Reproduce the records below in their entirety, character for character.

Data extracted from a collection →
[Begin]

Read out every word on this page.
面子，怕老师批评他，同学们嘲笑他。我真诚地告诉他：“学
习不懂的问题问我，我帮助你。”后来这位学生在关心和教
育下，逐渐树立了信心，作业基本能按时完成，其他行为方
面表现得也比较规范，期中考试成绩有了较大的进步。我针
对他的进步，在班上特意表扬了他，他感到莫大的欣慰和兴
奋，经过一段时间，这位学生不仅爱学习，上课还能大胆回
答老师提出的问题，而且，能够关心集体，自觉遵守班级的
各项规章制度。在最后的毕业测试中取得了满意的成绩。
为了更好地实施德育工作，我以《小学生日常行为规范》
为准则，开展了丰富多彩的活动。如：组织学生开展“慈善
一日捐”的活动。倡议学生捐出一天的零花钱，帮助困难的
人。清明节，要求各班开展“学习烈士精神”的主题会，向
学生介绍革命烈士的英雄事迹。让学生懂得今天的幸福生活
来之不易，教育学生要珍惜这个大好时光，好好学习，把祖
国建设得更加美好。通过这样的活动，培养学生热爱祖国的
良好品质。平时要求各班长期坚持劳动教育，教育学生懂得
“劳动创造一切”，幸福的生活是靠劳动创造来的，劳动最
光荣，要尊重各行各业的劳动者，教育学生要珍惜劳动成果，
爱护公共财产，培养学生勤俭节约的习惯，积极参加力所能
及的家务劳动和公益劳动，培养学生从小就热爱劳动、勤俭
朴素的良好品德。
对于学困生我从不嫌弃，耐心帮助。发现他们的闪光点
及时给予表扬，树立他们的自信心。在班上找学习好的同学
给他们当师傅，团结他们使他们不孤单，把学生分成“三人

[End]

EXERCISE SOLUTION →
Read out every word on this page.
面子，怕老师批评他，同学们嘲笑他。我真诚地告诉他：“学
习不懂的问题问我，我帮助你。”后来这位学生在关心和教
育下，逐渐树立了信心，作业基本能按时完成，其他行为方
面表现得也比较规范，期中考试成绩有了较大的进步。我针
对他的进步，在班上特意表扬了他，他感到莫大的欣慰和兴
奋，经过一段时间，这位学生不仅爱学习，上课还能大胆回
答老师提出的问题，而且，能够关心集体，自觉遵守班级的
各项规章制度。在最后的毕业测试中取得了满意的成绩。
为了更好地实施德育工作，我以《小学生日常行为规范》
为准则，开展了丰富多彩的活动。如：组织学生开展“慈善
一日捐”的活动。倡议学生捐出一天的零花钱，帮助困难的
人。清明节，要求各班开展“学习烈士精神”的主题会，向
学生介绍革命烈士的英雄事迹。让学生懂得今天的幸福生活
来之不易，教育学生要珍惜这个大好时光，好好学习，把祖
国建设得更加美好。通过这样的活动，培养学生热爱祖国的
良好品质。平时要求各班长期坚持劳动教育，教育学生懂得
“劳动创造一切”，幸福的生活是靠劳动创造来的，劳动最
光荣，要尊重各行各业的劳动者，教育学生要珍惜劳动成果，
爱护公共财产，培养学生勤俭节约的习惯，积极参加力所能
及的家务劳动和公益劳动，培养学生从小就热爱劳动、勤俭
朴素的良好品德。
对于学困生我从不嫌弃，耐心帮助。发现他们的闪光点
及时给予表扬，树立他们的自信心。在班上找学习好的同学
给他们当师傅，团结他们使他们不孤单，把学生分成“三人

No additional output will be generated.